Data entries
_ _ _ _ _ _ _
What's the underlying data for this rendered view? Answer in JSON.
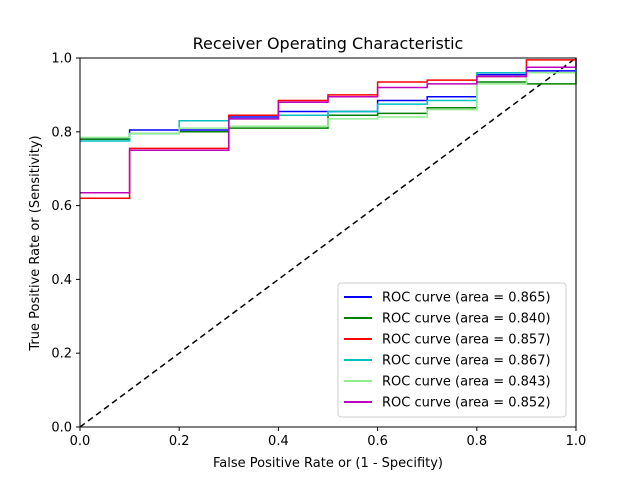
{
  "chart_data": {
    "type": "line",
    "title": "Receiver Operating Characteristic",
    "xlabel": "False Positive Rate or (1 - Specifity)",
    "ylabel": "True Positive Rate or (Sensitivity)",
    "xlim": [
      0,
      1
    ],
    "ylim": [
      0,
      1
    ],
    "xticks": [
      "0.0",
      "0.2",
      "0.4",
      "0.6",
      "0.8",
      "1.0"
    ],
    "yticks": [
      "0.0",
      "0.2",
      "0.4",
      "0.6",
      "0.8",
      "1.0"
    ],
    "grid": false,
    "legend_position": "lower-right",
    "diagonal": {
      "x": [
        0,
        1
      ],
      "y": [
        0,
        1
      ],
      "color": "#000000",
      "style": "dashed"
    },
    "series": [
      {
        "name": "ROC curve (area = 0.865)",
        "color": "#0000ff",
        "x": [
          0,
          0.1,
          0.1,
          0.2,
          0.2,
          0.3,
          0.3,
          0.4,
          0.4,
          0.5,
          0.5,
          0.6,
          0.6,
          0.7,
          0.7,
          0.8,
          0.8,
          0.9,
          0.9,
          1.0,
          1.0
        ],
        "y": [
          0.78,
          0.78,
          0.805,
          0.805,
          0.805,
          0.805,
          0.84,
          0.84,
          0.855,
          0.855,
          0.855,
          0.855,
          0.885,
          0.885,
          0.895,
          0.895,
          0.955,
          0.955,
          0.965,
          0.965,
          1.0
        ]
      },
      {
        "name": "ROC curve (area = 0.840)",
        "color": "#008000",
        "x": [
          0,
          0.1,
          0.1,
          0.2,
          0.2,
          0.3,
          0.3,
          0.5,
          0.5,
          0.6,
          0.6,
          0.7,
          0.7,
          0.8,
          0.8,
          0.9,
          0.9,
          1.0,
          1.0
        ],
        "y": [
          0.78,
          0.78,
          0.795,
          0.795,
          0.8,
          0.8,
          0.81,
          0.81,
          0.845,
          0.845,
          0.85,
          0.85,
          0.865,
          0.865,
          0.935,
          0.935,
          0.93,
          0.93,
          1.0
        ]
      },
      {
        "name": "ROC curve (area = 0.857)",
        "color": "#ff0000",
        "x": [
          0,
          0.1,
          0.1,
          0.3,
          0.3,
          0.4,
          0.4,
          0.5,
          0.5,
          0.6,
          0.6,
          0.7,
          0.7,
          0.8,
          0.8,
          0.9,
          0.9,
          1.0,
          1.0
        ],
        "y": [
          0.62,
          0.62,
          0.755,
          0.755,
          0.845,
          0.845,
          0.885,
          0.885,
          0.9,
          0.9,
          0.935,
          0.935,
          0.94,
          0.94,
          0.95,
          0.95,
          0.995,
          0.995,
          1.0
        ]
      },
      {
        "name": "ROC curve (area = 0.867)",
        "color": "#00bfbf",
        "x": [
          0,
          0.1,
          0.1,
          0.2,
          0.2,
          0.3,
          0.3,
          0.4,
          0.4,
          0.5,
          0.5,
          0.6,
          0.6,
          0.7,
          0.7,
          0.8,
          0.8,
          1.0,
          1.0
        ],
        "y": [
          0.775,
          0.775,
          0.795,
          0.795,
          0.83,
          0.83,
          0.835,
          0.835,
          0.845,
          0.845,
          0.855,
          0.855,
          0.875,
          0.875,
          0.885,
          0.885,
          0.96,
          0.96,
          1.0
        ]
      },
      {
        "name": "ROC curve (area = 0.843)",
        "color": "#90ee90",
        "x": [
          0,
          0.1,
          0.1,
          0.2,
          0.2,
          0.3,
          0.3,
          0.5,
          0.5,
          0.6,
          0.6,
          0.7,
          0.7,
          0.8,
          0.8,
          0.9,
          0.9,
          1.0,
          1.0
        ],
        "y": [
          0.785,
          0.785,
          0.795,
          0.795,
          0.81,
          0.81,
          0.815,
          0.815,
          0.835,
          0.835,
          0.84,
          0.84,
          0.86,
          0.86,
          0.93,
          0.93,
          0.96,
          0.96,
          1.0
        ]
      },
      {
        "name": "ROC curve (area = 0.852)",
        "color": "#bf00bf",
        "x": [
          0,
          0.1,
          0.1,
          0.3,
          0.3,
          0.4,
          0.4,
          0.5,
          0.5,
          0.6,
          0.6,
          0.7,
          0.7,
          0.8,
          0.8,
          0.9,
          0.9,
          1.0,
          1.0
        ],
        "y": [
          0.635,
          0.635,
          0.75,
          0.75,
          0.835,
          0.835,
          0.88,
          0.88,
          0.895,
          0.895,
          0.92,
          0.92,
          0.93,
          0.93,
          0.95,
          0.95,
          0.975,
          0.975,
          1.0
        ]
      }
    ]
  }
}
_ _ _ _ _ _ _
**SET PROBLEM:** From the material above, gather all lines that include the string "Rate" and copy them.

**THE REPLY:**
    "xlabel": "False Positive Rate or (1 - Specifity)",
    "ylabel": "True Positive Rate or (Sensitivity)",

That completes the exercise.